--- PROVIDED RECORDS ---

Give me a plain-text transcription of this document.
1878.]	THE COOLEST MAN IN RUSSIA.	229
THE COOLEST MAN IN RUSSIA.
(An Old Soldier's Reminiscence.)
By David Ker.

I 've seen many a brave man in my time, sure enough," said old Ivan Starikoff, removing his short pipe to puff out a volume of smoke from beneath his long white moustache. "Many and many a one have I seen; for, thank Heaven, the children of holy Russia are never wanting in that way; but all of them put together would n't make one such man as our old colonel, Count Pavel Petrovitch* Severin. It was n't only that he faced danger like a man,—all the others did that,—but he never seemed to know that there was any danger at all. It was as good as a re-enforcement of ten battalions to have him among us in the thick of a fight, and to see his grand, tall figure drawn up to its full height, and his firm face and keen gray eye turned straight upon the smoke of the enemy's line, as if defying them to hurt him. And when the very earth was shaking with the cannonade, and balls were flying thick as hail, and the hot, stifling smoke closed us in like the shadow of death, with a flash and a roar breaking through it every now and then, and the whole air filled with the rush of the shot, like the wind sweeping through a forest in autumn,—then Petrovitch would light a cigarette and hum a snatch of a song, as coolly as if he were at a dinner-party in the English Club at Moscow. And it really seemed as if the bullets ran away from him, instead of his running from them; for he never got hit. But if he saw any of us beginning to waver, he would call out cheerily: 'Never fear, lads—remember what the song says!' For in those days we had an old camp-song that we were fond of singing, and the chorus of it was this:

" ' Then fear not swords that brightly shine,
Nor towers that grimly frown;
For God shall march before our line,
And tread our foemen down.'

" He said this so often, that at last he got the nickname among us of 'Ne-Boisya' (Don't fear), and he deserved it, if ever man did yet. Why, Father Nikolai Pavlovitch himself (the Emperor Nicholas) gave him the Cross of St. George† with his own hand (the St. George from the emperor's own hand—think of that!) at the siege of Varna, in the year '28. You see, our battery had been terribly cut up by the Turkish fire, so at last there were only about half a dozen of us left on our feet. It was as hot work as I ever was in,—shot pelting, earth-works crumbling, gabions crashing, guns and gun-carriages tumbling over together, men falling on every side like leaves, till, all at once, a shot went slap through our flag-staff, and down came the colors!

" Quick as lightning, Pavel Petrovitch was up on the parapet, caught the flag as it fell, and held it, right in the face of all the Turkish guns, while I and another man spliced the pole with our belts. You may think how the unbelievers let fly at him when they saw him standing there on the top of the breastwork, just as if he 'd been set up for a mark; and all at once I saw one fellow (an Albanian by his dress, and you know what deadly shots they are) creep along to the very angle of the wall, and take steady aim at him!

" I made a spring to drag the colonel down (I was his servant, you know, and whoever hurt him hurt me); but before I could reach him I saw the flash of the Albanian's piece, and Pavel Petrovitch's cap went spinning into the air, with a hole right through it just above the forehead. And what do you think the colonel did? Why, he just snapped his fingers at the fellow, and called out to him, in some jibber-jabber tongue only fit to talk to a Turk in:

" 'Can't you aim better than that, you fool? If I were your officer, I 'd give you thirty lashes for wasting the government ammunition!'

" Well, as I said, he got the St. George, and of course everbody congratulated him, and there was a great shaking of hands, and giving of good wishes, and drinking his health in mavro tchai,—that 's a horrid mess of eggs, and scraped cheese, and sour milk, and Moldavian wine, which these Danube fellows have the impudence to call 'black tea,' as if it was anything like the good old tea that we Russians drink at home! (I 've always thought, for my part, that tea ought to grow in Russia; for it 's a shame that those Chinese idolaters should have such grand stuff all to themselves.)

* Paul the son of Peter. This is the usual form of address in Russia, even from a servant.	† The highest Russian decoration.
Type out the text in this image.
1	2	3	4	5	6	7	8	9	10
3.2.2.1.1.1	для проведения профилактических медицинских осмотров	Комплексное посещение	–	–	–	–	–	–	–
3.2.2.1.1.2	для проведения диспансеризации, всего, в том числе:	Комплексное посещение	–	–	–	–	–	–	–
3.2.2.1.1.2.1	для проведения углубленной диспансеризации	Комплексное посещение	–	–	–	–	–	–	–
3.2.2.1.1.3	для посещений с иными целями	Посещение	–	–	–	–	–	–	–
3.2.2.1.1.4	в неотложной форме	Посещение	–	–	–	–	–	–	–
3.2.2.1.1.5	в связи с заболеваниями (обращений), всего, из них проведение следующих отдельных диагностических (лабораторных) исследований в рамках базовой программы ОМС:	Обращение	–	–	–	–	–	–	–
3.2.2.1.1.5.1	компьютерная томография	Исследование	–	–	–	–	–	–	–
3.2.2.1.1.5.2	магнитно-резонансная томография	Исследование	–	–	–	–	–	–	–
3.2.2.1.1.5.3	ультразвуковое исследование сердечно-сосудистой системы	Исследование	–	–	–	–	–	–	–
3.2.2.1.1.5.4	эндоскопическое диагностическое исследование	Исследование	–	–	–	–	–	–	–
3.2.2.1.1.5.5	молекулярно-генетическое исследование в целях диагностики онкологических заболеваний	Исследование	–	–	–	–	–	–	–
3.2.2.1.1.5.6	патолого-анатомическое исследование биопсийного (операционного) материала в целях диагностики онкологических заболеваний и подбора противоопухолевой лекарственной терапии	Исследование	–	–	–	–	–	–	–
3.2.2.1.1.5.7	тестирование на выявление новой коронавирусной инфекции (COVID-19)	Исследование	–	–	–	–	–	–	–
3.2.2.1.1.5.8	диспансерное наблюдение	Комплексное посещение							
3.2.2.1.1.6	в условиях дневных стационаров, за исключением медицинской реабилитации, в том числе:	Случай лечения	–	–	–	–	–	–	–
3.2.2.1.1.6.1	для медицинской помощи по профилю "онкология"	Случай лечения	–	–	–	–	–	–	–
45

---

EXERCISE DIRECTIONS:
Write out each line of the data that holds the string "всего".

ANSWER FOR THE TASK:
3.2.2.1.1.2	для проведения диспансеризации, всего, в том числе:	Комплексное посещение	–	–	–	–	–	–	–
3.2.2.1.1.5	в связи с заболеваниями (обращений), всего, из них проведение следующих отдельных диагностических (лабораторных) исследований в рамках базовой программы ОМС:	Обращение	–	–	–	–	–	–	–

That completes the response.